(Extracted records)
* start *
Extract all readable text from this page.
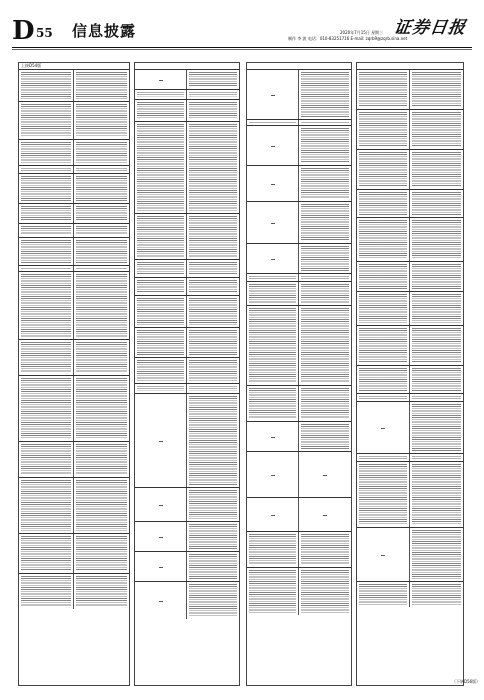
D 55 信息披露	2020年7月15日 星期三
制作 李 波 电话：010-83251716 E-mail: zqrb9@zqrb.sina.net
证券日报
上接D54版
（下转D56版）
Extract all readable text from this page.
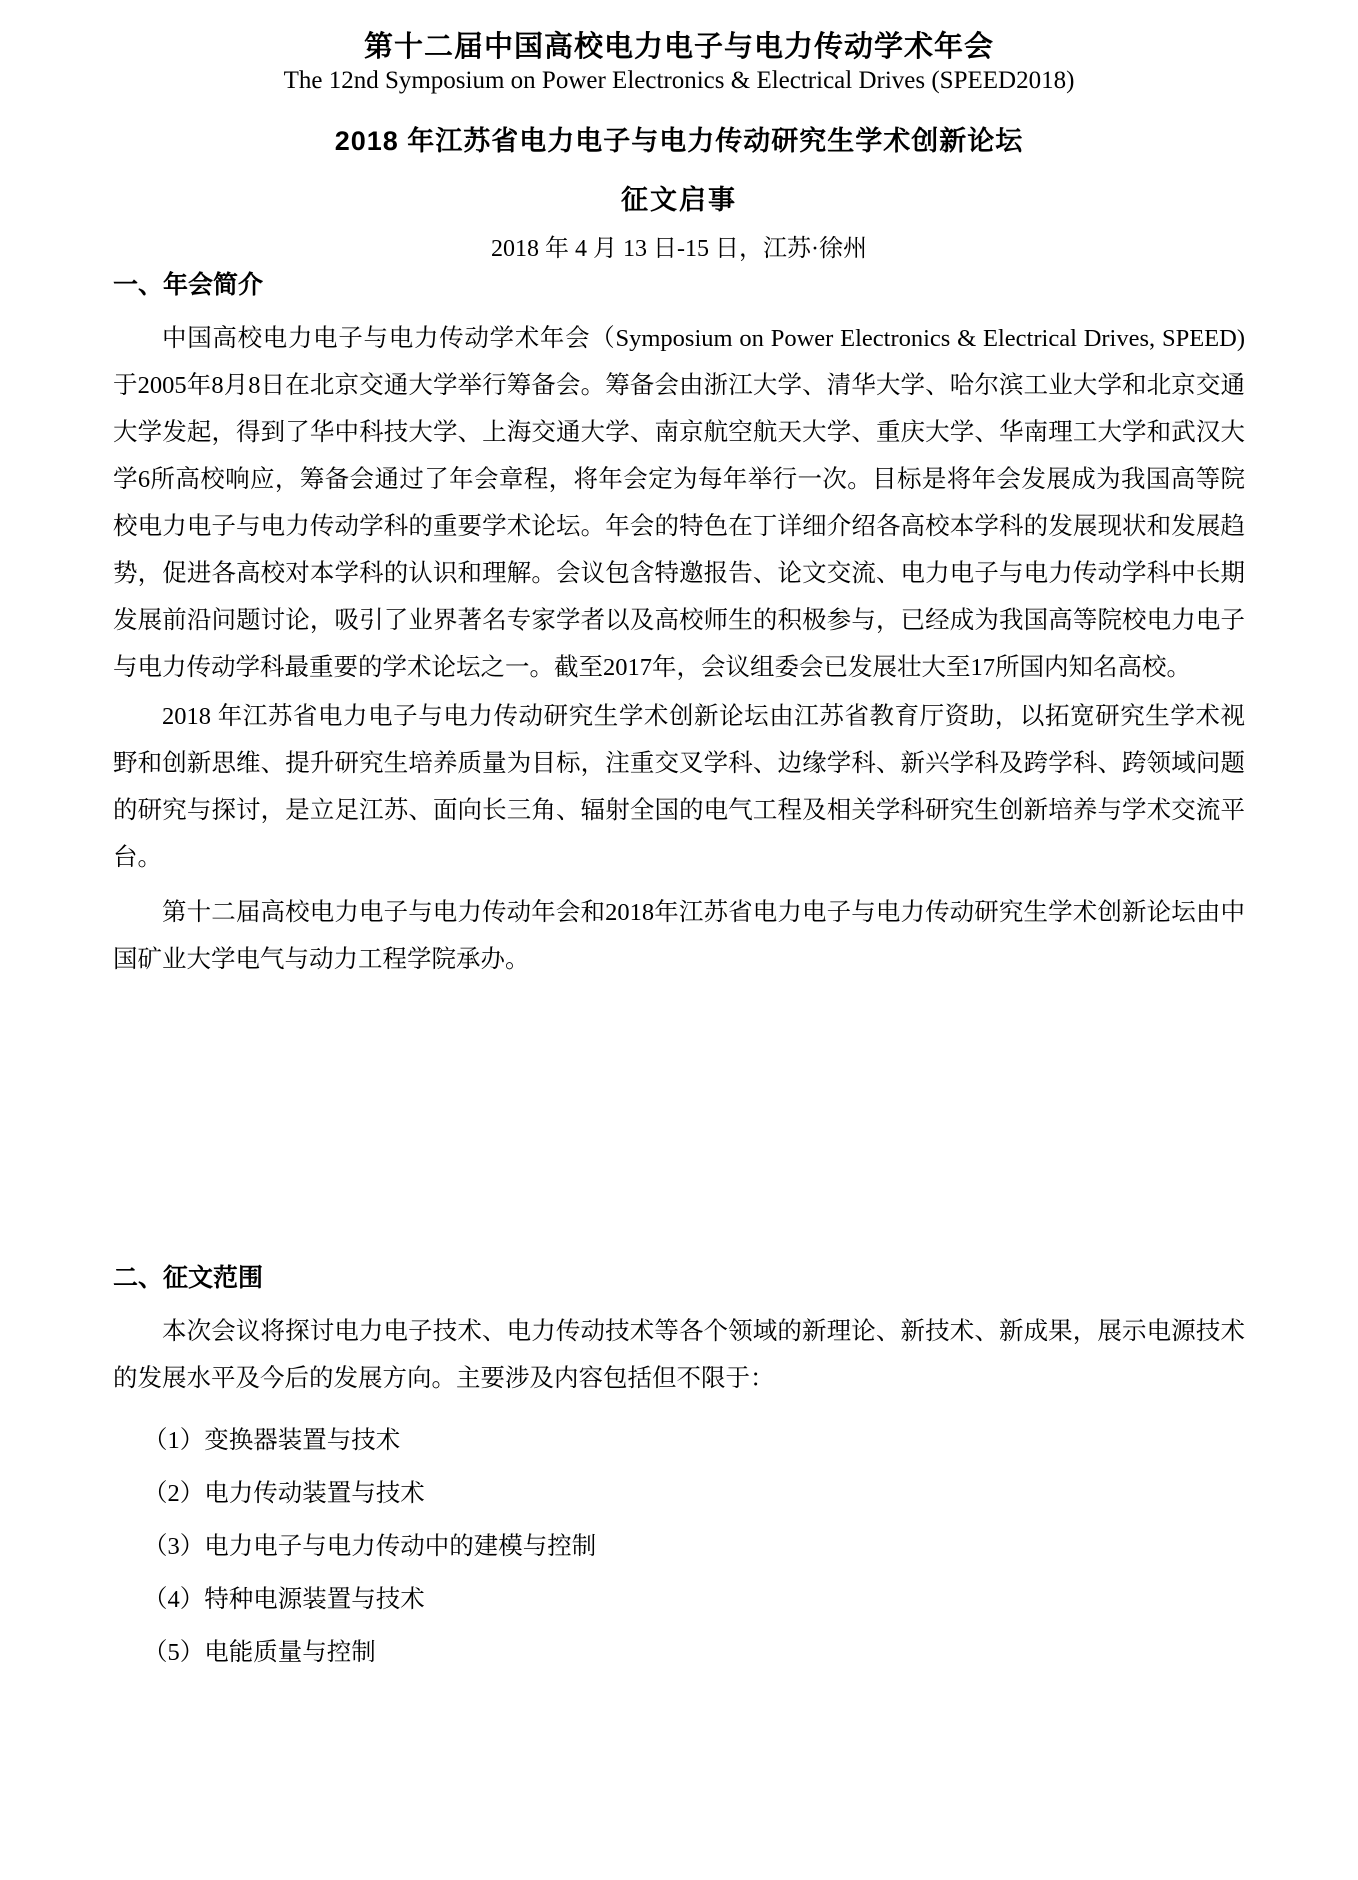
第十二届中国高校电力电子与电力传动学术年会
The 12nd Symposium on Power Electronics & Electrical Drives (SPEED2018)
2018 年江苏省电力电子与电力传动研究生学术创新论坛
征文启事
2018 年 4 月 13 日-15 日，江苏·徐州
一、年会简介

中国高校电力电子与电力传动学术年会（Symposium on Power Electronics & Electrical Drives, SPEED) 于2005年8月8日在北京交通大学举行筹备会。筹备会由浙江大学、清华大学、哈尔滨工业大学和北京交通大学发起，得到了华中科技大学、上海交通大学、南京航空航天大学、重庆大学、华南理工大学和武汉大学6所高校响应，筹备会通过了年会章程，将年会定为每年举行一次。目标是将年会发展成为我国高等院校电力电子与电力传动学科的重要学术论坛。年会的特色在丁详细介绍各高校本学科的发展现状和发展趋势，促进各高校对本学科的认识和理解。会议包含特邀报告、论文交流、电力电子与电力传动学科中长期发展前沿问题讨论，吸引了业界著名专家学者以及高校师生的积极参与，已经成为我国高等院校电力电子与电力传动学科最重要的学术论坛之一。截至2017年，会议组委会已发展壮大至17所国内知名高校。

2018 年江苏省电力电子与电力传动研究生学术创新论坛由江苏省教育厅资助，以拓宽研究生学术视野和创新思维、提升研究生培养质量为目标，注重交叉学科、边缘学科、新兴学科及跨学科、跨领域问题的研究与探讨，是立足江苏、面向长三角、辐射全国的电气工程及相关学科研究生创新培养与学术交流平台。

第十二届高校电力电子与电力传动年会和2018年江苏省电力电子与电力传动研究生学术创新论坛由中国矿业大学电气与动力工程学院承办。

二、征文范围

本次会议将探讨电力电子技术、电力传动技术等各个领域的新理论、新技术、新成果，展示电源技术的发展水平及今后的发展方向。主要涉及内容包括但不限于：

（1）变换器装置与技术
（2）电力传动装置与技术
（3）电力电子与电力传动中的建模与控制
（4）特种电源装置与技术
（5）电能质量与控制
* end *
Stated goal – Copy every single line of the material above that holds "Drives".

Task output –
The 12nd Symposium on Power Electronics & Electrical Drives (SPEED2018)
中国高校电力电子与电力传动学术年会（Symposium on Power Electronics & Electrical Drives, SPEED) 于2005年8月8日在北京交通大学举行筹备会。筹备会由浙江大学、清华大学、哈尔滨工业大学和北京交通大学发起，得到了华中科技大学、上海交通大学、南京航空航天大学、重庆大学、华南理工大学和武汉大学6所高校响应，筹备会通过了年会章程，将年会定为每年举行一次。目标是将年会发展成为我国高等院校电力电子与电力传动学科的重要学术论坛。年会的特色在丁详细介绍各高校本学科的发展现状和发展趋势，促进各高校对本学科的认识和理解。会议包含特邀报告、论文交流、电力电子与电力传动学科中长期发展前沿问题讨论，吸引了业界著名专家学者以及高校师生的积极参与，已经成为我国高等院校电力电子与电力传动学科最重要的学术论坛之一。截至2017年，会议组委会已发展壮大至17所国内知名高校。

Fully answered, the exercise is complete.